[WORKING DATA]
--*--
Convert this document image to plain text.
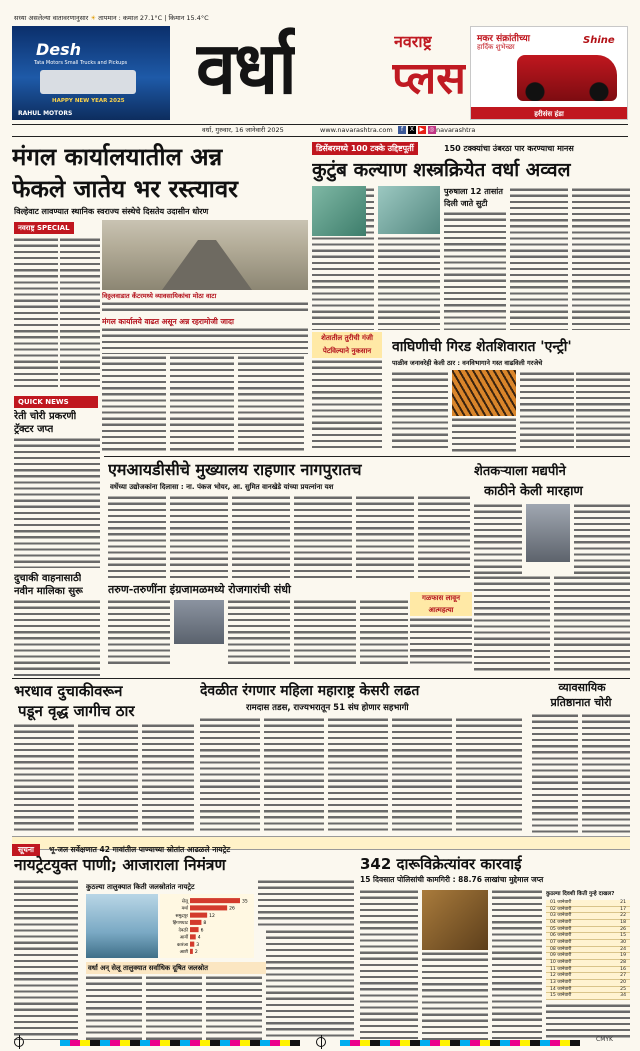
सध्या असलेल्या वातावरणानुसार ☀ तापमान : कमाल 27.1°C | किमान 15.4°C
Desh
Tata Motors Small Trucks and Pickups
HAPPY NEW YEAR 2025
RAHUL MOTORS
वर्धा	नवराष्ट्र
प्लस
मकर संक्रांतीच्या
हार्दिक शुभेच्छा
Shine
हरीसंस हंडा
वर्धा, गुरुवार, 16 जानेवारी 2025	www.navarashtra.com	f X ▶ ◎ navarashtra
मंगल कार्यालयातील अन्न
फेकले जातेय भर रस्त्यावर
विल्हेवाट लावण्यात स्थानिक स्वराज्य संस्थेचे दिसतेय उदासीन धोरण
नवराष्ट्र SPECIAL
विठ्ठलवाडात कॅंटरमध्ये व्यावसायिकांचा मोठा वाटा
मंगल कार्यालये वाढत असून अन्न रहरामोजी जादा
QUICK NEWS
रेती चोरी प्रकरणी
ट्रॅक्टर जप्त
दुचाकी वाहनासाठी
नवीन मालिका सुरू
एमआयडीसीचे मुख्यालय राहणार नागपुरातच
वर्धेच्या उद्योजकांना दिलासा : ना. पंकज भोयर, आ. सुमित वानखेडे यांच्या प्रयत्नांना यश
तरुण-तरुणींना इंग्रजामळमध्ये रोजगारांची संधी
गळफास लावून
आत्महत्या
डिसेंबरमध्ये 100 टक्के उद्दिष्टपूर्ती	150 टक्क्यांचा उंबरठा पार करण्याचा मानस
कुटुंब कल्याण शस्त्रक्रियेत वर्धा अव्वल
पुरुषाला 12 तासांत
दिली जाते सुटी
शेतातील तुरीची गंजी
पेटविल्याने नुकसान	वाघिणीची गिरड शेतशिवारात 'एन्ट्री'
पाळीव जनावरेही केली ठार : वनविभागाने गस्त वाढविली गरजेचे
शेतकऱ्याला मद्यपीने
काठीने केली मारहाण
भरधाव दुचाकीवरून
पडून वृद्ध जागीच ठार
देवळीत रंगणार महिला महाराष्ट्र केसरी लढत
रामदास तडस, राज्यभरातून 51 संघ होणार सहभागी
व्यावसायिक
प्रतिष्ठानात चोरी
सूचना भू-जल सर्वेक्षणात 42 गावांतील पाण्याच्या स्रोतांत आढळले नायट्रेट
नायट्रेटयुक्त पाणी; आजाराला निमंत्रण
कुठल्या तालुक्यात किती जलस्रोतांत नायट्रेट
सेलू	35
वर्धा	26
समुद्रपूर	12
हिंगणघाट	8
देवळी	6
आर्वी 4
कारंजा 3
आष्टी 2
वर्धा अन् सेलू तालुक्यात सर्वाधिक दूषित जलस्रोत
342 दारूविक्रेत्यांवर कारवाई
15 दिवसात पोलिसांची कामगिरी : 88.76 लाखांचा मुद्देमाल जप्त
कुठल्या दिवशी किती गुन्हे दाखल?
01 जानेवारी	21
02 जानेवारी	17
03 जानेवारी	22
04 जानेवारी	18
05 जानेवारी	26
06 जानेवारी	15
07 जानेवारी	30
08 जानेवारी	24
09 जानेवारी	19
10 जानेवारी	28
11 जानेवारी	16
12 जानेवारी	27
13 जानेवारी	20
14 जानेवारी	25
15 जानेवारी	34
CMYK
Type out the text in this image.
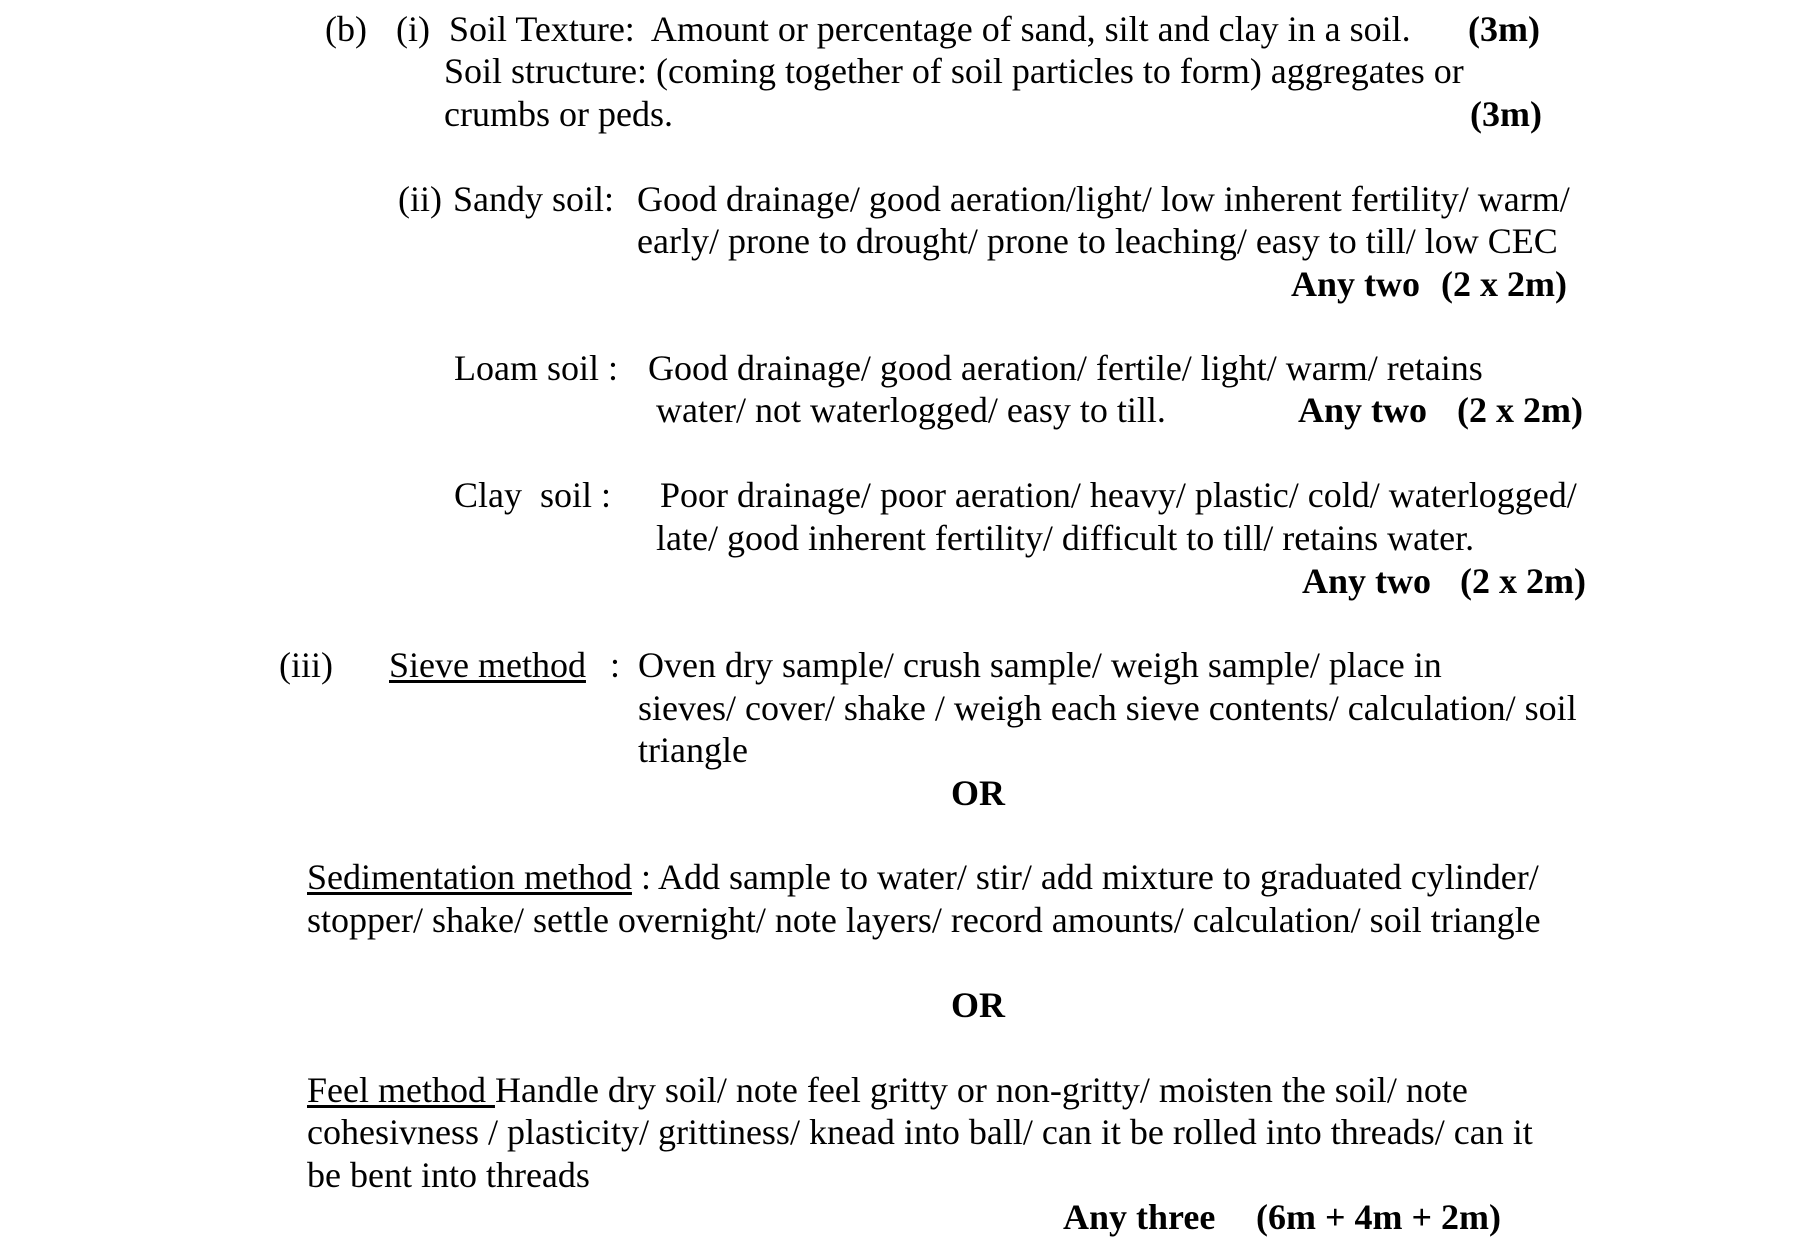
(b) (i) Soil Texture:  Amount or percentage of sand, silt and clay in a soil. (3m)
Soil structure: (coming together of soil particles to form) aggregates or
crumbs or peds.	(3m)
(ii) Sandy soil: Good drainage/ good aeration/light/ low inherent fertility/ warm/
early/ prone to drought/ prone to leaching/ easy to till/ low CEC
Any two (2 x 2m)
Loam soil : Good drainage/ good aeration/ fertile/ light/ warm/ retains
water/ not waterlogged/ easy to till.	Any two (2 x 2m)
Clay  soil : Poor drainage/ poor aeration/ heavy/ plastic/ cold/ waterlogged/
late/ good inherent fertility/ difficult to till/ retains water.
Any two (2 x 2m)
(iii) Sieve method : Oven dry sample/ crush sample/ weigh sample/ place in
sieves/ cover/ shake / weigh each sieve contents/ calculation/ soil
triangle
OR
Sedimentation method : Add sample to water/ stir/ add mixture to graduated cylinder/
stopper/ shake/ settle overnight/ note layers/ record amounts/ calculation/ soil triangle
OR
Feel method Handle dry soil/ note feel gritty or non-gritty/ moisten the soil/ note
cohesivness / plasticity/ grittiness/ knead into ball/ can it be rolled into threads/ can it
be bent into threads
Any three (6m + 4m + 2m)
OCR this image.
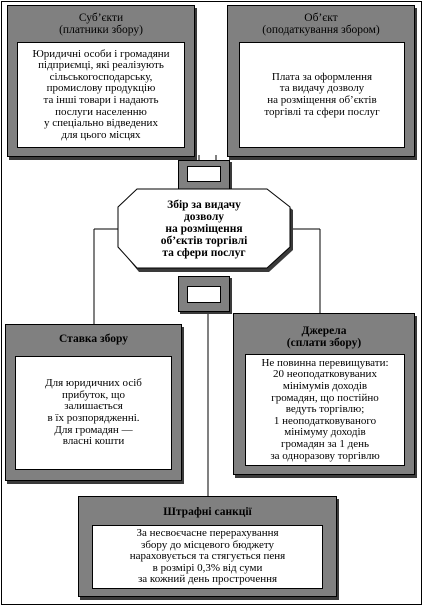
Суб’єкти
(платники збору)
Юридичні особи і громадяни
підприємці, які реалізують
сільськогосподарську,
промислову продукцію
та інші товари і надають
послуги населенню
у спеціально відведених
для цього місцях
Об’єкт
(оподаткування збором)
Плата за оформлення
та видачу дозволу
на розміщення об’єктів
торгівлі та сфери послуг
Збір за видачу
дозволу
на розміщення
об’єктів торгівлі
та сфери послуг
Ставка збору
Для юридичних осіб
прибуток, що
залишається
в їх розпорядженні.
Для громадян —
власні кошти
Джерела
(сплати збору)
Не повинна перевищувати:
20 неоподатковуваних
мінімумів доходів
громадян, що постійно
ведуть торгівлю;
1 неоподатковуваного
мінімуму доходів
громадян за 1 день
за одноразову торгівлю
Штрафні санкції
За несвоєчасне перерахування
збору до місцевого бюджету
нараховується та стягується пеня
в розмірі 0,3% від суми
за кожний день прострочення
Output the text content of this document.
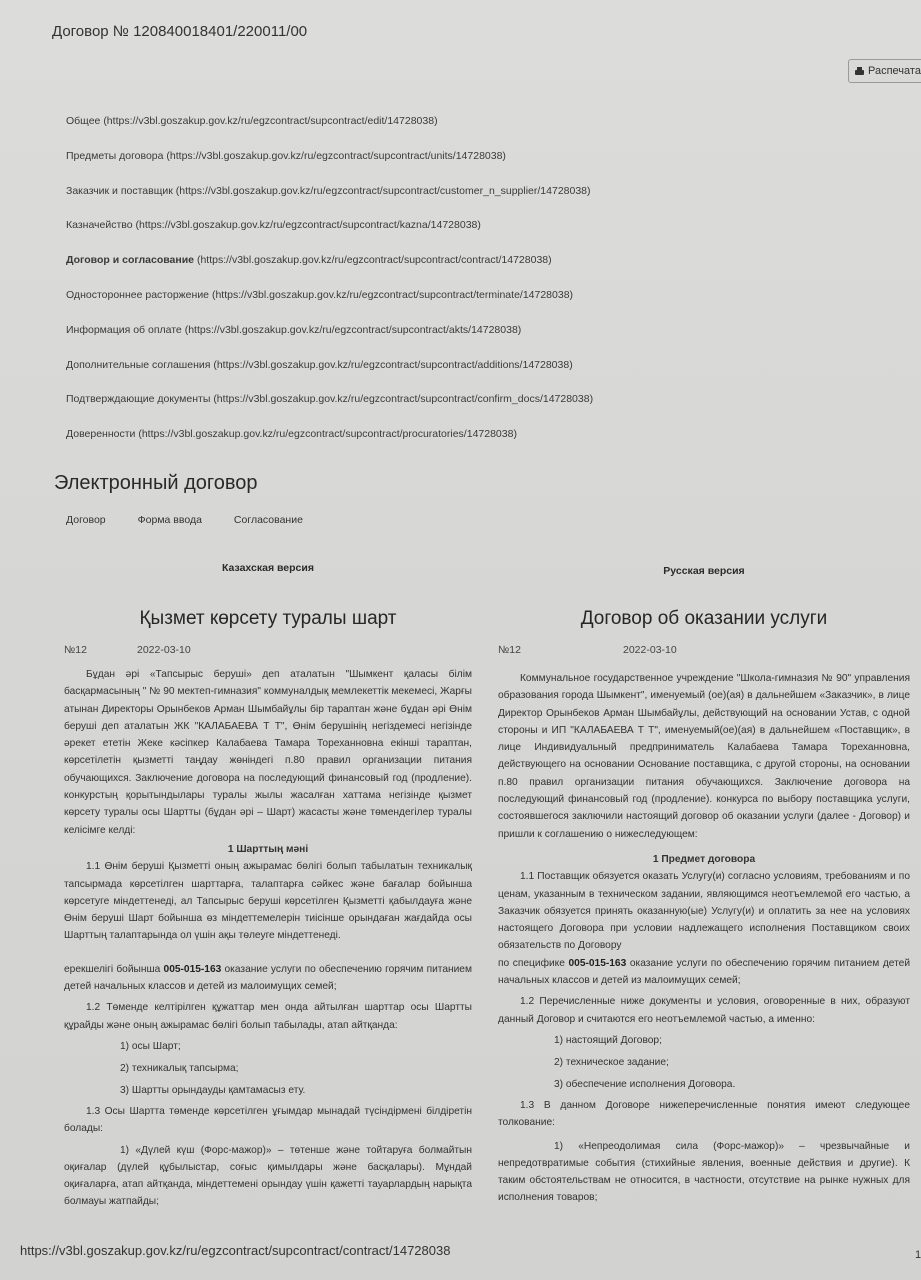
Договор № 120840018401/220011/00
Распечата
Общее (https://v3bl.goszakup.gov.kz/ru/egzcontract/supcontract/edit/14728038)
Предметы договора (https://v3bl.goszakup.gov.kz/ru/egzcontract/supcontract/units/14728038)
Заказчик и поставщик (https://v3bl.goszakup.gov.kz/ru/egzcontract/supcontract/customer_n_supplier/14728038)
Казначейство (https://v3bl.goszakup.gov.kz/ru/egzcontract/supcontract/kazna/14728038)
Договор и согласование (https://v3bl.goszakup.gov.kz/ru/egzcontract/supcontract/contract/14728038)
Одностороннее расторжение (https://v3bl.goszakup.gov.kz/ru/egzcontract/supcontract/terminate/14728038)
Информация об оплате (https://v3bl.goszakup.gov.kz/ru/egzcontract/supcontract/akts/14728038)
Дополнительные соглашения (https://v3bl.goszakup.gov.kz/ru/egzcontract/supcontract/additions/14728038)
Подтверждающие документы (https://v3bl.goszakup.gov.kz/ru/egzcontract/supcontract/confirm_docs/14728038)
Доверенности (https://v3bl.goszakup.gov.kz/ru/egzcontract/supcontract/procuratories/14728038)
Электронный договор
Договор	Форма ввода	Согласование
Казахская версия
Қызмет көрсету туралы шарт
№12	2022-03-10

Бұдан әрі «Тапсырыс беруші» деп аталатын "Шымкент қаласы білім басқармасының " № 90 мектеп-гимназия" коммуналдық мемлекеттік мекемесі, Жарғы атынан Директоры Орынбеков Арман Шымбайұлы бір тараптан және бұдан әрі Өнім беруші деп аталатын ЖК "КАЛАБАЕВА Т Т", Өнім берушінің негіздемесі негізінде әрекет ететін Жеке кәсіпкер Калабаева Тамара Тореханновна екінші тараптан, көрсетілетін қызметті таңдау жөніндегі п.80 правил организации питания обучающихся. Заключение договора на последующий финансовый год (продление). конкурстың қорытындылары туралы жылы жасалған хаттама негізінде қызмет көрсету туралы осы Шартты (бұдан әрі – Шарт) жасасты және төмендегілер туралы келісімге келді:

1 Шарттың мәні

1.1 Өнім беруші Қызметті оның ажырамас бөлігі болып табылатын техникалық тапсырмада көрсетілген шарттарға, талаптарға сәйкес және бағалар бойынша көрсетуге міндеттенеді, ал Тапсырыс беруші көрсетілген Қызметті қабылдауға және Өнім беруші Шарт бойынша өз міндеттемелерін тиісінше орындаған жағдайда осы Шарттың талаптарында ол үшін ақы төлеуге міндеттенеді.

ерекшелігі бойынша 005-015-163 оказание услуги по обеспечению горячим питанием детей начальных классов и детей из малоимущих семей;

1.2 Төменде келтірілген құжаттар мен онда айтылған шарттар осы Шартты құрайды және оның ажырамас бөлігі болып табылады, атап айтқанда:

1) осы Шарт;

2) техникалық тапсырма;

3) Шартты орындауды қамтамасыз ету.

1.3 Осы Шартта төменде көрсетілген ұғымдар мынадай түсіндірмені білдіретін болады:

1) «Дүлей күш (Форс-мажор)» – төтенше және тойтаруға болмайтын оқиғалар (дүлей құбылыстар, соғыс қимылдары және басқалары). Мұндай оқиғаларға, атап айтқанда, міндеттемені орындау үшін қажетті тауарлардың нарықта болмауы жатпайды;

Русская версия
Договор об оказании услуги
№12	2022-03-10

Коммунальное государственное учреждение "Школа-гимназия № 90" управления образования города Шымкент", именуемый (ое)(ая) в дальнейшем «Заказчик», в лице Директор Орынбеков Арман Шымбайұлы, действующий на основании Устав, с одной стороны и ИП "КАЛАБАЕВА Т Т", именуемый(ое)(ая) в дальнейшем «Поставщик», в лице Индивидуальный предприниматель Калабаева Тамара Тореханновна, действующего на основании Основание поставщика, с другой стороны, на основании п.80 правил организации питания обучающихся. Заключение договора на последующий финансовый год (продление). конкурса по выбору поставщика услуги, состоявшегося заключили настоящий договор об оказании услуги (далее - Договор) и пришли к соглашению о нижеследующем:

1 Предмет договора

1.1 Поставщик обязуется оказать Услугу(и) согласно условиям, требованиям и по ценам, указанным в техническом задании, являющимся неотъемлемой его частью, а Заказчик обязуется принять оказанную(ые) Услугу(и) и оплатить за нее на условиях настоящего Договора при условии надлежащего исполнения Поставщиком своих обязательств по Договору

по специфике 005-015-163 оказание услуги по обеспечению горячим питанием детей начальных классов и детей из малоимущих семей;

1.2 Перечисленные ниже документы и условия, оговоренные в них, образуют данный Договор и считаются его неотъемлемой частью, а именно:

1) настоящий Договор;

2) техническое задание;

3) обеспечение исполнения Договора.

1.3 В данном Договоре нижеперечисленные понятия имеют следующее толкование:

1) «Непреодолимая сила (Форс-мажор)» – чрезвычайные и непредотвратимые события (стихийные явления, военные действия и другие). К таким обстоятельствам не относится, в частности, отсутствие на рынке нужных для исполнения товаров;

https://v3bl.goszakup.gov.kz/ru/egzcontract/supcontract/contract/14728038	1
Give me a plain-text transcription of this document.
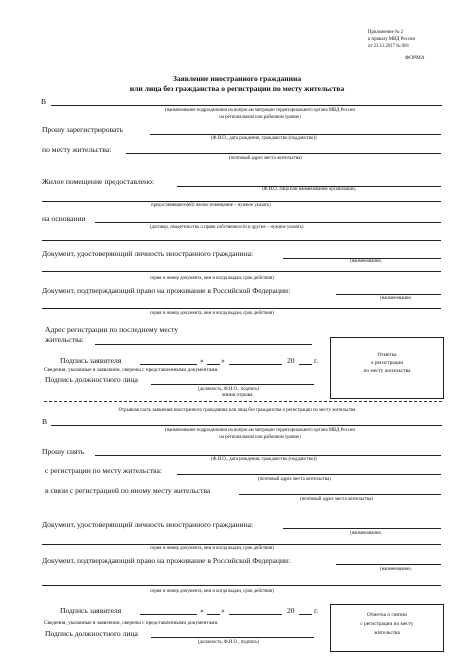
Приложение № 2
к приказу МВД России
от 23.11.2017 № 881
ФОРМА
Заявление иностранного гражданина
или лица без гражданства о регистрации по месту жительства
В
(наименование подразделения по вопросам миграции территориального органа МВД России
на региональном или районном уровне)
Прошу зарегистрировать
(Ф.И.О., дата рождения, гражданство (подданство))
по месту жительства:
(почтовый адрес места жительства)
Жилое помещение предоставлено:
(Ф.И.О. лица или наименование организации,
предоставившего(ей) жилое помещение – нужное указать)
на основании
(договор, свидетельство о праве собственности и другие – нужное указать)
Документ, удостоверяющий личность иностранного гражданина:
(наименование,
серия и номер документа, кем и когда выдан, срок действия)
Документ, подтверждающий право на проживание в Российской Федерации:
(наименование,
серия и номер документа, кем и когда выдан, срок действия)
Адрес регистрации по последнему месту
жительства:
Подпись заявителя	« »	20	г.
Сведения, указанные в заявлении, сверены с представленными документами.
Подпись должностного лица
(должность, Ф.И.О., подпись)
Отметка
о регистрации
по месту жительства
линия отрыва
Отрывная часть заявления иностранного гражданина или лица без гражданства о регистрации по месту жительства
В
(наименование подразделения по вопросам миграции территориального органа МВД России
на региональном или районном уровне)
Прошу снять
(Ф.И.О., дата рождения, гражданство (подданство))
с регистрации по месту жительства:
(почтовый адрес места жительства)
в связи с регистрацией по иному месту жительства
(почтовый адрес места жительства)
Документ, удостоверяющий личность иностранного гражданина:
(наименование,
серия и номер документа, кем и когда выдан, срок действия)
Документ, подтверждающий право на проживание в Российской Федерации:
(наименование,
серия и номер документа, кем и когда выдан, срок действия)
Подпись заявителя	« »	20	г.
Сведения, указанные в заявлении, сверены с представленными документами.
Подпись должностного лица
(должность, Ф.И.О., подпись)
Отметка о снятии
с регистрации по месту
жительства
--*--
[AIM OF THE EXERCISE] Working from the entries above, return all lines that contain "оның".

[REPLY TO THE EXERCISE]
1.1 Өнім беруші Қызметті оның ажырамас бөлігі болып табылатын техникалық тапсырмада көрсетілген шарттарға, талаптарға сәйкес және бағалар бойынша көрсетуге міндеттенеді, ал Тапсырыс беруші көрсетілген Қызметті қабылдауға және Өнім беруші Шарт бойынша өз міндеттемелерін тиісінше орындаған жағдайда осы Шарттың талаптарында ол үшін ақы төлеуге міндеттенеді.
1.2 Төменде келтірілген құжаттар мен онда айтылған шарттар осы Шартты құрайды және оның ажырамас бөлігі болып табылады, атап айтқанда:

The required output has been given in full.